- _Set task_
Return a copy of each line that holds the string "link".

- _Extracted data_
--- start ---
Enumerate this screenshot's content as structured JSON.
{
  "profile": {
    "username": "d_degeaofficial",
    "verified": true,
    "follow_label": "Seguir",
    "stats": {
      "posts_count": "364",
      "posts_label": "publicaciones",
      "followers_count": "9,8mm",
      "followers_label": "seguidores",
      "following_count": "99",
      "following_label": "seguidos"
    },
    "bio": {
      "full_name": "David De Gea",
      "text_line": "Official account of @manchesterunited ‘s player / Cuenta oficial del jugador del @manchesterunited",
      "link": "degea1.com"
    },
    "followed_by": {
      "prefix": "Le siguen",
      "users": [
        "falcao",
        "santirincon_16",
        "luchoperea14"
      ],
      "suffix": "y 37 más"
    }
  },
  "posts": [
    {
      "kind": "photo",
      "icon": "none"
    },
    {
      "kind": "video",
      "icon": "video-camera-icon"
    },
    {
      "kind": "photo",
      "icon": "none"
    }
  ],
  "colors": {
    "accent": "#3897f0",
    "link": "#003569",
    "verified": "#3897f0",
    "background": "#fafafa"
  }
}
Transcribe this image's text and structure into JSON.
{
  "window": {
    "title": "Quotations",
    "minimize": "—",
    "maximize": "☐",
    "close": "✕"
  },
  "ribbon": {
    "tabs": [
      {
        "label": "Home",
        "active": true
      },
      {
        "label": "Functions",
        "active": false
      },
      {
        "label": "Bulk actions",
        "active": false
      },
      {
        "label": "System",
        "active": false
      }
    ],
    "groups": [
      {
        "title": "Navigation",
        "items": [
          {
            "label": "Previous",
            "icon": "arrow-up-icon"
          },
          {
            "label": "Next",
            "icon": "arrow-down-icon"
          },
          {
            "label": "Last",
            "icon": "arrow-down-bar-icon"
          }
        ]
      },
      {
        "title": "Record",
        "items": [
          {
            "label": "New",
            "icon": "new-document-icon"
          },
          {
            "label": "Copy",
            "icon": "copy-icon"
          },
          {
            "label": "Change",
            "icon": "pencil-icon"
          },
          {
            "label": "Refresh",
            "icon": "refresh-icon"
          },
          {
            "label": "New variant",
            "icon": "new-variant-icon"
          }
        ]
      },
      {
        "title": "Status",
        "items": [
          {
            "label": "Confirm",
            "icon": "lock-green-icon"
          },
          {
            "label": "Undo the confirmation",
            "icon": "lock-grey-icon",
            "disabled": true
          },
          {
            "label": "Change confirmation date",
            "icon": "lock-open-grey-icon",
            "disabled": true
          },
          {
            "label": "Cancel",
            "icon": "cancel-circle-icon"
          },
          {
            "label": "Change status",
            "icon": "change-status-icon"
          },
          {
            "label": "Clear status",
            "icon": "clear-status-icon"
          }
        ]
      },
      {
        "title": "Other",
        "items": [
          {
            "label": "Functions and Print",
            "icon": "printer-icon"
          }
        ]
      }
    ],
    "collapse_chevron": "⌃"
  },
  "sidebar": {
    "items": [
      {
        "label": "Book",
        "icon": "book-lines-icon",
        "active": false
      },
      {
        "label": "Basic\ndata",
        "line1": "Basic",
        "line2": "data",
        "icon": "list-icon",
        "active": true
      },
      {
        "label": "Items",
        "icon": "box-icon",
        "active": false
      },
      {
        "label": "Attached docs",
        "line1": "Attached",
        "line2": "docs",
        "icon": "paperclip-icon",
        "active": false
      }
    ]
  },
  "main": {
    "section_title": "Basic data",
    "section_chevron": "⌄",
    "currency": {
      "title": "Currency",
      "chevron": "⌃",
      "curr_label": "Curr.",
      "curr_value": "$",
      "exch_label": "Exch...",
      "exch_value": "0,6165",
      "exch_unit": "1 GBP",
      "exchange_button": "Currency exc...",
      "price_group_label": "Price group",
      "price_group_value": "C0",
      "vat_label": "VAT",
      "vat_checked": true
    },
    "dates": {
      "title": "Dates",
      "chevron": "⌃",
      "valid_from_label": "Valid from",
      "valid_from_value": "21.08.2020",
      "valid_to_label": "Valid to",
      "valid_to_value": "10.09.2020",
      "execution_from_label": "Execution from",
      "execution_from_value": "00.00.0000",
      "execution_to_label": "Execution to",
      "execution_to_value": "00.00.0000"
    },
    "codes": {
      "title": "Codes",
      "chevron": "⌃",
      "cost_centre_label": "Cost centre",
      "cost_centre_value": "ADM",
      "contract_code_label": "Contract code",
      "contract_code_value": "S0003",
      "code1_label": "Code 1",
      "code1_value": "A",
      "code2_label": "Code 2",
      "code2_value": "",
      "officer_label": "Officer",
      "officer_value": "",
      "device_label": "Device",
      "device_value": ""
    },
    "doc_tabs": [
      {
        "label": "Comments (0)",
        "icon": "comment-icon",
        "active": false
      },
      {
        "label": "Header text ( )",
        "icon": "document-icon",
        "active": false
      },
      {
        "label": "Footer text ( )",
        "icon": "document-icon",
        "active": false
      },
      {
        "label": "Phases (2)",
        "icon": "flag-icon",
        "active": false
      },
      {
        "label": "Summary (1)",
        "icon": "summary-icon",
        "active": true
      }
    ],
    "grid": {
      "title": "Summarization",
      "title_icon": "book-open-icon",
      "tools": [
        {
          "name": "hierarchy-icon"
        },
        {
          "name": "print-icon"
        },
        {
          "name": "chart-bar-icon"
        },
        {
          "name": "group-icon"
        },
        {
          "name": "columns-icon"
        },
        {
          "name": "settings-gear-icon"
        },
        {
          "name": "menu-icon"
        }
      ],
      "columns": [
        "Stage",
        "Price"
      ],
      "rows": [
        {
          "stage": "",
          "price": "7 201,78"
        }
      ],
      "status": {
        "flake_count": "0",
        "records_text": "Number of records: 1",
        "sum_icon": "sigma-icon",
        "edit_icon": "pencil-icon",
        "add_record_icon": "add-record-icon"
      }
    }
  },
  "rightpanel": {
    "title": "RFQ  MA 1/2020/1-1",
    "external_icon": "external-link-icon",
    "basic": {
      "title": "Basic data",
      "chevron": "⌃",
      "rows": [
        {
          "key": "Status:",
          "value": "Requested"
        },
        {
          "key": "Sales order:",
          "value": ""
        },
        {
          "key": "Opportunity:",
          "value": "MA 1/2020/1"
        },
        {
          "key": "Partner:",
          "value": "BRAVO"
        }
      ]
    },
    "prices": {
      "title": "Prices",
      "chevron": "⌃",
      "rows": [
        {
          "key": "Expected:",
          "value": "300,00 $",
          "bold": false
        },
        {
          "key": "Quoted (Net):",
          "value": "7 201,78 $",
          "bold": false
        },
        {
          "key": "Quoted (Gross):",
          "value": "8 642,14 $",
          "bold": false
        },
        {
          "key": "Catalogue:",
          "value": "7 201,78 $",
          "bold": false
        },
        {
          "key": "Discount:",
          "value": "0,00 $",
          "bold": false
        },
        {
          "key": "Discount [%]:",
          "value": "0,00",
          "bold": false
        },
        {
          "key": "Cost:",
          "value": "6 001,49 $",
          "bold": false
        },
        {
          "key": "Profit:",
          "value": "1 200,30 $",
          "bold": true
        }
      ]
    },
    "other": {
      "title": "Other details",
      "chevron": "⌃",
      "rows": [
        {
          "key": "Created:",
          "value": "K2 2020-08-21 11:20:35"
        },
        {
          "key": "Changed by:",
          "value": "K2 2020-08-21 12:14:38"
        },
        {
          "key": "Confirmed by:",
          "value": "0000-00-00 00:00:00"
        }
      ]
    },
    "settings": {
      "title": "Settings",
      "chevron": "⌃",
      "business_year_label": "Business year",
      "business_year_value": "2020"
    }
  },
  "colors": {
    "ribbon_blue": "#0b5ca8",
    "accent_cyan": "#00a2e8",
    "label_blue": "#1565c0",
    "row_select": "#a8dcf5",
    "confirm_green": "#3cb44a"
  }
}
--- end ---
- _In response_
      "link": "degea1.com"
    "link": "#003569",
    "external_icon": "external-link-icon",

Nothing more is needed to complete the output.